Exercise: Below are some records; work out how many of their lines contain "name" and give the number only.

________________

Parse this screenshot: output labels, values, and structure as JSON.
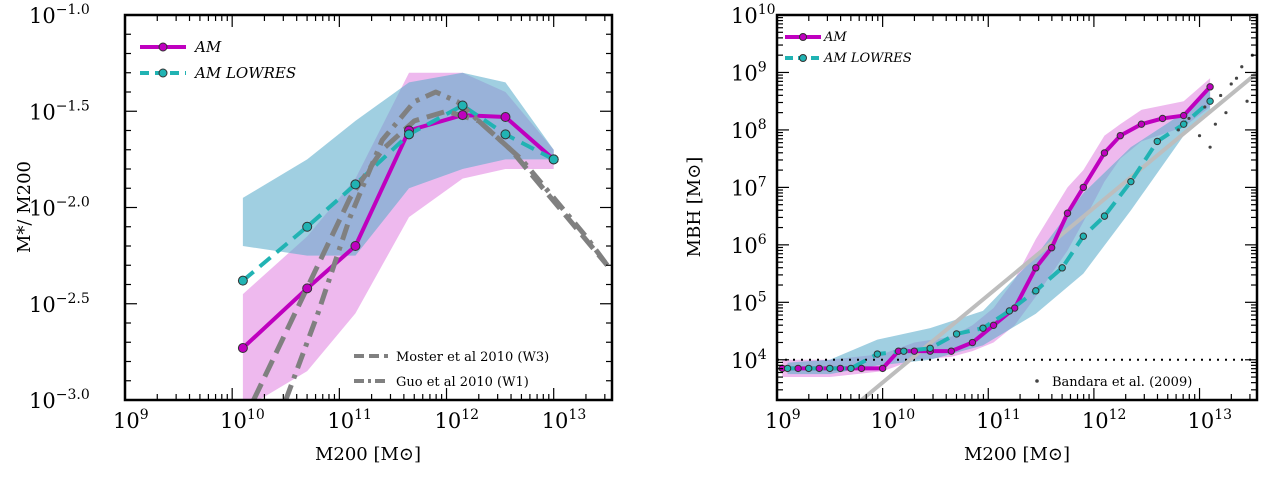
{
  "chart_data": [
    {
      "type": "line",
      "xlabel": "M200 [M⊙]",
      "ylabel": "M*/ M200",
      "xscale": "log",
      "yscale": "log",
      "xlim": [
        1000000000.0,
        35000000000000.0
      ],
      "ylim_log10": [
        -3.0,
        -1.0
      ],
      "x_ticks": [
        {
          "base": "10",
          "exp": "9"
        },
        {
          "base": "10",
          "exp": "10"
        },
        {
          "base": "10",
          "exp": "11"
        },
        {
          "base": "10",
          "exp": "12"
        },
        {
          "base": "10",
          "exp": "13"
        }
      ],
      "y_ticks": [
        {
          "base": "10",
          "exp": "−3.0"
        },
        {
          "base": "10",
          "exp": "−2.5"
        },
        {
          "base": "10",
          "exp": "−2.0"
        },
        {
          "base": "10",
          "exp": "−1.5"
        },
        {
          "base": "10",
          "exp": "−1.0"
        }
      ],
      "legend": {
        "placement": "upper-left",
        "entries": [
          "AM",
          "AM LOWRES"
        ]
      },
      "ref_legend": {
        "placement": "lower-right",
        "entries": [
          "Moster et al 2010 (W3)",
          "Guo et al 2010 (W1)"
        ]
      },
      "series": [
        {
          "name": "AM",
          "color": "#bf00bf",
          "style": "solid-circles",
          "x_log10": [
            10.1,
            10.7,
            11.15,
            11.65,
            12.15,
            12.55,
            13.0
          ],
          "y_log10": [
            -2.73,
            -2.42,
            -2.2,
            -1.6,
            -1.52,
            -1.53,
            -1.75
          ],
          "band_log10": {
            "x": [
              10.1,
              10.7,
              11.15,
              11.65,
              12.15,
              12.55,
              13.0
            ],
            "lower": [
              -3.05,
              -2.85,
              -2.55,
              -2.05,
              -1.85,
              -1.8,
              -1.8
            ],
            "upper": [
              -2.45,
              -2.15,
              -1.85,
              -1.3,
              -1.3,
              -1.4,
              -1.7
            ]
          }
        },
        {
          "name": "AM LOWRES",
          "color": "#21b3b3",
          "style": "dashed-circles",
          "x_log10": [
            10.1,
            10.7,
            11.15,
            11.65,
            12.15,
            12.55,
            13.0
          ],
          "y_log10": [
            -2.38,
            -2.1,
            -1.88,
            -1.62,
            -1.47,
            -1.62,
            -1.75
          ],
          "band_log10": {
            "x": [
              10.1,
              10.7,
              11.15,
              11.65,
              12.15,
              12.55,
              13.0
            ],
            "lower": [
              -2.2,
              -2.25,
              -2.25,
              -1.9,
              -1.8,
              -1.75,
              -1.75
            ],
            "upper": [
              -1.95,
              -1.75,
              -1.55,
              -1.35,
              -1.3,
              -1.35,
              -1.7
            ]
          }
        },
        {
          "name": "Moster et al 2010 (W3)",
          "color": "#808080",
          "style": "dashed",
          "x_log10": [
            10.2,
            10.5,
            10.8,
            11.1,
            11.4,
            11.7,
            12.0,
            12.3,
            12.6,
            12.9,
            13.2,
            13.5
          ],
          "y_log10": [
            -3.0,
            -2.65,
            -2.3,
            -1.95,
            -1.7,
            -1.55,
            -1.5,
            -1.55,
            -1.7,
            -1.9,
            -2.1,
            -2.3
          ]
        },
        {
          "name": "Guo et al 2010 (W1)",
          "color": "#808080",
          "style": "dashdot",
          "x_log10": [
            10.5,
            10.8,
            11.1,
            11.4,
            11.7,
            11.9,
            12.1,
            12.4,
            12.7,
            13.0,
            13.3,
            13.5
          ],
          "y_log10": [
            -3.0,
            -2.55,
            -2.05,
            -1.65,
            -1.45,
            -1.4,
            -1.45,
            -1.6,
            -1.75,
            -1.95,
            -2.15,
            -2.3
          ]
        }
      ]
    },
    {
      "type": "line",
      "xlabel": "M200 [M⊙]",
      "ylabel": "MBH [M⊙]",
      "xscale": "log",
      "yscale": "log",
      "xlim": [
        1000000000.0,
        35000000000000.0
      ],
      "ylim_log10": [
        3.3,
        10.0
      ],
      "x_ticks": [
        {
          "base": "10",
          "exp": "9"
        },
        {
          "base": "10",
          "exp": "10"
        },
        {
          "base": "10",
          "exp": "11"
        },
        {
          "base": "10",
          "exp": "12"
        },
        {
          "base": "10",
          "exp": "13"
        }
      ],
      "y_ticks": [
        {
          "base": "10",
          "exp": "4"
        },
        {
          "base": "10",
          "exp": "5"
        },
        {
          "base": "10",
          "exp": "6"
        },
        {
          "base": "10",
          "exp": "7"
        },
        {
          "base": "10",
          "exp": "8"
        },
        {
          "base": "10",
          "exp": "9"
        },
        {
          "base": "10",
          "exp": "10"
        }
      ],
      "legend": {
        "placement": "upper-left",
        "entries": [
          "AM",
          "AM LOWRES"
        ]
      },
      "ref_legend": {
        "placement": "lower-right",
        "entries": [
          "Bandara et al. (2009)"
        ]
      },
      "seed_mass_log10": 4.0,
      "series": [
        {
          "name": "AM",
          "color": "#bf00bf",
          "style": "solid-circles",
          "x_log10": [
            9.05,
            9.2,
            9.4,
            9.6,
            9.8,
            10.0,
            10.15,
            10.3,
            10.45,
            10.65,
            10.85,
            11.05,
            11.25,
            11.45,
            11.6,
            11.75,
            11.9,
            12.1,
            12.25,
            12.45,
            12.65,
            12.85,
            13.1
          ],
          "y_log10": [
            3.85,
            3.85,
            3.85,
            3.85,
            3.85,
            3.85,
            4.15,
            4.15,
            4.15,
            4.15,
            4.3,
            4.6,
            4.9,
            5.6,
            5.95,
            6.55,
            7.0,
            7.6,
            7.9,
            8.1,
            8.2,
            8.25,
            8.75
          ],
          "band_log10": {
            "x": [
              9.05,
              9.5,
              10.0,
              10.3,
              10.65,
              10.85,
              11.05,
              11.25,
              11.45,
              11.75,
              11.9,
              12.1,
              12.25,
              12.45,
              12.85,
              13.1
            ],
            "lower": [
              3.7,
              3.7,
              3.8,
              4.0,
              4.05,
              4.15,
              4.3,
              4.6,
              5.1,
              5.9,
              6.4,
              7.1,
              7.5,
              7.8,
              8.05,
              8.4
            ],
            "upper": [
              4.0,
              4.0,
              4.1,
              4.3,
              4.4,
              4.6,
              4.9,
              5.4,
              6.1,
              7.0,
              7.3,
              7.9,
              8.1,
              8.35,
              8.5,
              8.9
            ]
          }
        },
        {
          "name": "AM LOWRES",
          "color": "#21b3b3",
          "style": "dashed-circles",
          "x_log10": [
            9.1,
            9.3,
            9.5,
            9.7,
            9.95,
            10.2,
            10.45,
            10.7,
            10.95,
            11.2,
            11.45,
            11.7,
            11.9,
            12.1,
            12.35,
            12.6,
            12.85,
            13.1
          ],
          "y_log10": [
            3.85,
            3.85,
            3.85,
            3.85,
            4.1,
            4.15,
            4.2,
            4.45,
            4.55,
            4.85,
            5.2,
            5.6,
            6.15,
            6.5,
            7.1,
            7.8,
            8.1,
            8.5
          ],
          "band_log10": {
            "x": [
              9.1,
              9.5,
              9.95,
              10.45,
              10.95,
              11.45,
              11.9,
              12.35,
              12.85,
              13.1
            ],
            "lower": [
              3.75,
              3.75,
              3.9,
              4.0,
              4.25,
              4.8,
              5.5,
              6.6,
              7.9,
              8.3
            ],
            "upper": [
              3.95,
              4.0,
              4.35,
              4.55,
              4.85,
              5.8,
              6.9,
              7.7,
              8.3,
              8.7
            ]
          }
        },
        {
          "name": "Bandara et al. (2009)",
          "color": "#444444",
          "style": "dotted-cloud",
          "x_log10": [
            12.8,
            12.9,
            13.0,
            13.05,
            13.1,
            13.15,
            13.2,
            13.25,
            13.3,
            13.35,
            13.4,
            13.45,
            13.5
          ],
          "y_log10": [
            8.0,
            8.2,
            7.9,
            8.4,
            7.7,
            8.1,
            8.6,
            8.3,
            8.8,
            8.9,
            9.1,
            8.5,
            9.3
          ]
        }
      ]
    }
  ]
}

________________

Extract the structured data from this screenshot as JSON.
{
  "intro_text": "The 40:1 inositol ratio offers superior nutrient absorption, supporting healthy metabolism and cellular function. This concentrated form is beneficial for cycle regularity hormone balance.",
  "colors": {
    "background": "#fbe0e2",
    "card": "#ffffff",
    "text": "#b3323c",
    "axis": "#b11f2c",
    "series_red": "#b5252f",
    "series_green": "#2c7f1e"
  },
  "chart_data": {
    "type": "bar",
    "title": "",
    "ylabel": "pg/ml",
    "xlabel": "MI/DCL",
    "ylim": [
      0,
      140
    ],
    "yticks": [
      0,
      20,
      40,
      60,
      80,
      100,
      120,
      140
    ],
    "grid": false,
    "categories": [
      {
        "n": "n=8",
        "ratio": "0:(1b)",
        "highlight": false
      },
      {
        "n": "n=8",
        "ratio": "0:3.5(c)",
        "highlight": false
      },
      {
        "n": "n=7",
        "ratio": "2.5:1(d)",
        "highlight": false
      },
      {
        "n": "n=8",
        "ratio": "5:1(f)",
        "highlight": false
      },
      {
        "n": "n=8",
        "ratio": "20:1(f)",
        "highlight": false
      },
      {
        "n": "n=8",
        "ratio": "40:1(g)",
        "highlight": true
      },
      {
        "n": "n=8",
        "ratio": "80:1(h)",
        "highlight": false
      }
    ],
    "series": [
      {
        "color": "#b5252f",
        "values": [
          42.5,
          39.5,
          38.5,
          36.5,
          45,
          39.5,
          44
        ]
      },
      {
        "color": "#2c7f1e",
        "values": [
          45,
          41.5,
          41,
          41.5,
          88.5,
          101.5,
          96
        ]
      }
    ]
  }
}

________________

Solution for this exercise: 7